--- START OF DATA FOR PROCESSING ---
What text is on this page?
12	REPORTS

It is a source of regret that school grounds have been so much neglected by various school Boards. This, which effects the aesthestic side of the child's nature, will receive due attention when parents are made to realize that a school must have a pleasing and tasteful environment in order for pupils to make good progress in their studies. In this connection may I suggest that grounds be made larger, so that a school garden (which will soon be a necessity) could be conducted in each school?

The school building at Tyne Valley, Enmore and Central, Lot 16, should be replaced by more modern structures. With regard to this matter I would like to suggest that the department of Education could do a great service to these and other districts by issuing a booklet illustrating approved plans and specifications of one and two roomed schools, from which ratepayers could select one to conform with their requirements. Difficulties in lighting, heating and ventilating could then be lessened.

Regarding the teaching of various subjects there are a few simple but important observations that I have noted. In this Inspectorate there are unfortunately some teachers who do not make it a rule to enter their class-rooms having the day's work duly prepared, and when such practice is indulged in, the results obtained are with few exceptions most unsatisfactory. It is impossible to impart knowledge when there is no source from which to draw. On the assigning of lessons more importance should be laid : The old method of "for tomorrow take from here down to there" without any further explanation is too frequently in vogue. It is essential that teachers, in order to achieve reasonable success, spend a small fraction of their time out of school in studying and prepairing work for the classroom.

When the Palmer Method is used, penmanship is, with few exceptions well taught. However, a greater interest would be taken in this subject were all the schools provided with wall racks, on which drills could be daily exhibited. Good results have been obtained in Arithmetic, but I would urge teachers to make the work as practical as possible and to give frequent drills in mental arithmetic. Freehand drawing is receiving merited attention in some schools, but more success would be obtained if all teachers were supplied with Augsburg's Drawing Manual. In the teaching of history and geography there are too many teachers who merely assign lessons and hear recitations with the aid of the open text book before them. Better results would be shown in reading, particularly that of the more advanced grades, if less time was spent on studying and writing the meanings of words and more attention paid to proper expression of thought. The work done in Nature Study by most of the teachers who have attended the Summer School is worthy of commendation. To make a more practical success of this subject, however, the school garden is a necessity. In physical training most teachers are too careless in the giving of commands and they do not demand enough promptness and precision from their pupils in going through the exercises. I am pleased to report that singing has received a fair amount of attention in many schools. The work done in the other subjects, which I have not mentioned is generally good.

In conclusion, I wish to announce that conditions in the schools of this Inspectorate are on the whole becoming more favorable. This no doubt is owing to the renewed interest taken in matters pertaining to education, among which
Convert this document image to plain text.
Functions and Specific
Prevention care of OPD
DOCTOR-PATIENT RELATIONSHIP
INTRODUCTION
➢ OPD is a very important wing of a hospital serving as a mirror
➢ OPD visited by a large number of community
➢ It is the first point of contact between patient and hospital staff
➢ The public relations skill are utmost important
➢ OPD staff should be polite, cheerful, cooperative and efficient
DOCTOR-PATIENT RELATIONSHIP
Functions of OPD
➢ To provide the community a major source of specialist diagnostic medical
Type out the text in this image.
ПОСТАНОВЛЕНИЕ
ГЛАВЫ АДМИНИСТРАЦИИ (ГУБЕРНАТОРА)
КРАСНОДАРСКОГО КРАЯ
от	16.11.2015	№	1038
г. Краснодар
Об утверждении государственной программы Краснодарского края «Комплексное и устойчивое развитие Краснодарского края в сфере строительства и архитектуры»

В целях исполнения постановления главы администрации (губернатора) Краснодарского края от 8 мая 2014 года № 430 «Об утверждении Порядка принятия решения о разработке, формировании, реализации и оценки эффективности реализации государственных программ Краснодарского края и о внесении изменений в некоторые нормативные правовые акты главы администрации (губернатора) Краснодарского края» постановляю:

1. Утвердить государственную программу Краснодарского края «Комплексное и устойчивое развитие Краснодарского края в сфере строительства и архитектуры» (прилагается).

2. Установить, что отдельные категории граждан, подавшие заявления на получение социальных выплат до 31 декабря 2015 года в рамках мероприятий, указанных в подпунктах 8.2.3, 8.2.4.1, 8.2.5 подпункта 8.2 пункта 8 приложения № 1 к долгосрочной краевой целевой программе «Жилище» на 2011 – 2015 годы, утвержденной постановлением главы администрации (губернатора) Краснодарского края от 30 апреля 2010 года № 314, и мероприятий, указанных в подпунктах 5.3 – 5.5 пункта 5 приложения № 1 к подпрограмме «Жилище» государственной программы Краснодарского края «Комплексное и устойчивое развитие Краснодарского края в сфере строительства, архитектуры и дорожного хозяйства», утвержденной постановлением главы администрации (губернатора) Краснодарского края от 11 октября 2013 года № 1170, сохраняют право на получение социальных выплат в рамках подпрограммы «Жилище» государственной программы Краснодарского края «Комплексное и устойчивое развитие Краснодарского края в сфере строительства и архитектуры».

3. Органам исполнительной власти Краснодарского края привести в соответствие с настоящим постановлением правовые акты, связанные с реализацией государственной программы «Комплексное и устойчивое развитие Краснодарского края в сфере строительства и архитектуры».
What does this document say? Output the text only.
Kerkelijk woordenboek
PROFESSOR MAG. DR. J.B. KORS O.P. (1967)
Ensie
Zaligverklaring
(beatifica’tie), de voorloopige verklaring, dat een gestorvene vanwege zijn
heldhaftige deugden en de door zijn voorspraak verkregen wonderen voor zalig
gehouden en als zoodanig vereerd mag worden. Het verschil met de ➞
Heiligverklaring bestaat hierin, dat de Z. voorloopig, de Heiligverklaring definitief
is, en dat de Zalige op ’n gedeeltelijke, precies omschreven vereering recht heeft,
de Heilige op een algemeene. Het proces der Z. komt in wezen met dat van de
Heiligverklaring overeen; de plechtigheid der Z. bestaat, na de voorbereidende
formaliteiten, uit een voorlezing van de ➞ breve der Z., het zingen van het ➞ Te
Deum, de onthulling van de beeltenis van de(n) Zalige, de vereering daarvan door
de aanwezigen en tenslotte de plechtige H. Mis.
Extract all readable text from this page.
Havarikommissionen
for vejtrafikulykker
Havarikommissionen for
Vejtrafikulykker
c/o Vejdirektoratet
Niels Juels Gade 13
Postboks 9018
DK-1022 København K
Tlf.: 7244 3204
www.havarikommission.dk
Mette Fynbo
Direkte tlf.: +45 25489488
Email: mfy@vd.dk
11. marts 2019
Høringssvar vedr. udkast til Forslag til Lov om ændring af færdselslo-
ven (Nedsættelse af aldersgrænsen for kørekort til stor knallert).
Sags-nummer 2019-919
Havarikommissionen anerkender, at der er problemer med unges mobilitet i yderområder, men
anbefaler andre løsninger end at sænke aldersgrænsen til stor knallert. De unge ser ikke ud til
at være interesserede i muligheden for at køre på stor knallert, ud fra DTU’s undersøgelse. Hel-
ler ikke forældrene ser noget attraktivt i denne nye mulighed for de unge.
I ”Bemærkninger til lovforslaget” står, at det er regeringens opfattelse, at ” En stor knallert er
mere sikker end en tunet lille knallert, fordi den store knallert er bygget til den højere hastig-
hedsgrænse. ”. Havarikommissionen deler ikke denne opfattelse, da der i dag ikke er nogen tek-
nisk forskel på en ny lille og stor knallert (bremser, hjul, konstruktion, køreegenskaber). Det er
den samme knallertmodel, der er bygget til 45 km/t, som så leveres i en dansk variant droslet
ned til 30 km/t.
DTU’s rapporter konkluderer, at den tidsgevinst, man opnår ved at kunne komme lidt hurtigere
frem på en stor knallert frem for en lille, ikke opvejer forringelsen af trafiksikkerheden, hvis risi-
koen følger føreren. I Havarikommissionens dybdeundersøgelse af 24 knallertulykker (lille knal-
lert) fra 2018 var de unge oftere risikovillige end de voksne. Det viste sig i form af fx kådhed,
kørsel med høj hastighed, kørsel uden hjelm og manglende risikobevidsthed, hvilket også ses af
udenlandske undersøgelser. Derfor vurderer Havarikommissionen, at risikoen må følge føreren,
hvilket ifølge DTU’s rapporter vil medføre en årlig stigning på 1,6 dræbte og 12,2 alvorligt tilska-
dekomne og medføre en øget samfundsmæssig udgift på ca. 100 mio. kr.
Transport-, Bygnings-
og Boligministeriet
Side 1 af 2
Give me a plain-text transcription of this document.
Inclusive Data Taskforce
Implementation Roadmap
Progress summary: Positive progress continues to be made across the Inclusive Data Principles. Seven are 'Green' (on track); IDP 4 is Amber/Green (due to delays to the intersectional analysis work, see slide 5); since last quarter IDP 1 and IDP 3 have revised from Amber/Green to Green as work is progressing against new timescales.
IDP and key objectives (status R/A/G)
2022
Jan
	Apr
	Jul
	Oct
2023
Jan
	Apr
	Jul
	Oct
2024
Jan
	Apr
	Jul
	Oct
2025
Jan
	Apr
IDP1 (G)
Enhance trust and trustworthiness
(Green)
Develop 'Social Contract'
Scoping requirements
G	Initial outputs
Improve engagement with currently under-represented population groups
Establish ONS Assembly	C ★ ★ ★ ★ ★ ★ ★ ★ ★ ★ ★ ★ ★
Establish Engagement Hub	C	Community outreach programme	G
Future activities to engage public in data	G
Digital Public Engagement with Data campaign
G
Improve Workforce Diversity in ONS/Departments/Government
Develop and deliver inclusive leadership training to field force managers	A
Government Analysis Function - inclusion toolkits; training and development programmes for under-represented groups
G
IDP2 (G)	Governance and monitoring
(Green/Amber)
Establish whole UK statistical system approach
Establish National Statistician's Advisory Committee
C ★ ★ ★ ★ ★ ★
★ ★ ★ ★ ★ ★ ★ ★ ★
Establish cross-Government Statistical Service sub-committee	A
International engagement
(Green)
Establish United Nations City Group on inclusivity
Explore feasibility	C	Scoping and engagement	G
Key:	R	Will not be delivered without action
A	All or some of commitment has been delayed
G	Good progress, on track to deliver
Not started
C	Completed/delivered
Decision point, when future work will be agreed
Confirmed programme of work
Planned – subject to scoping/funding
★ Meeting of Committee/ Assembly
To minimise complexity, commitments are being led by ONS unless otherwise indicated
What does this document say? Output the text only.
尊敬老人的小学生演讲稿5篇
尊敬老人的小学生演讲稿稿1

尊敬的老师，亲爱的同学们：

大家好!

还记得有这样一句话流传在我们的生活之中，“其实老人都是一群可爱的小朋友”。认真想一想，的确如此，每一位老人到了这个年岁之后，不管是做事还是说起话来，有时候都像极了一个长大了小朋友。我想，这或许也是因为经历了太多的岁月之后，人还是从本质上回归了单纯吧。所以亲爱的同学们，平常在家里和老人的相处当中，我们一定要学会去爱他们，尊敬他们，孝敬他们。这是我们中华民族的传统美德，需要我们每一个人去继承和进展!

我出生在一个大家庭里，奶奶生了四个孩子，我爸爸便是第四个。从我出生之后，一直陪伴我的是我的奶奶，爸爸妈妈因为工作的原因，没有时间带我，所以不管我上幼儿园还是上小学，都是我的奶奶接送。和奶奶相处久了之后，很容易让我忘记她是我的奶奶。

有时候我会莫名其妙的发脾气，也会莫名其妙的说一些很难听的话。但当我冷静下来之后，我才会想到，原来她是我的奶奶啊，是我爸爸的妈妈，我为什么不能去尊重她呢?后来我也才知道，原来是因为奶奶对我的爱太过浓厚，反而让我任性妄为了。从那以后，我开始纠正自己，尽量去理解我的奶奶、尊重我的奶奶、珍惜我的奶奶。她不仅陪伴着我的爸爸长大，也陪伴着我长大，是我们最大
--- END OF DATA FOR PROCESSING ---
PROBLEM REQUIREMENTS:
Show all lines in the entries above where the word "suggest" appears.

EXERCISE RESULT:
It is a source of regret that school grounds have been so much neglected by various school Boards. This, which effects the aesthestic side of the child's nature, will receive due attention when parents are made to realize that a school must have a pleasing and tasteful environment in order for pupils to make good progress in their studies. In this connection may I suggest that grounds be made larger, so that a school garden (which will soon be a necessity) could be conducted in each school?
The school building at Tyne Valley, Enmore and Central, Lot 16, should be replaced by more modern structures. With regard to this matter I would like to suggest that the department of Education could do a great service to these and other districts by issuing a booklet illustrating approved plans and specifications of one and two roomed schools, from which ratepayers could select one to conform with their requirements. Difficulties in lighting, heating and ventilating could then be lessened.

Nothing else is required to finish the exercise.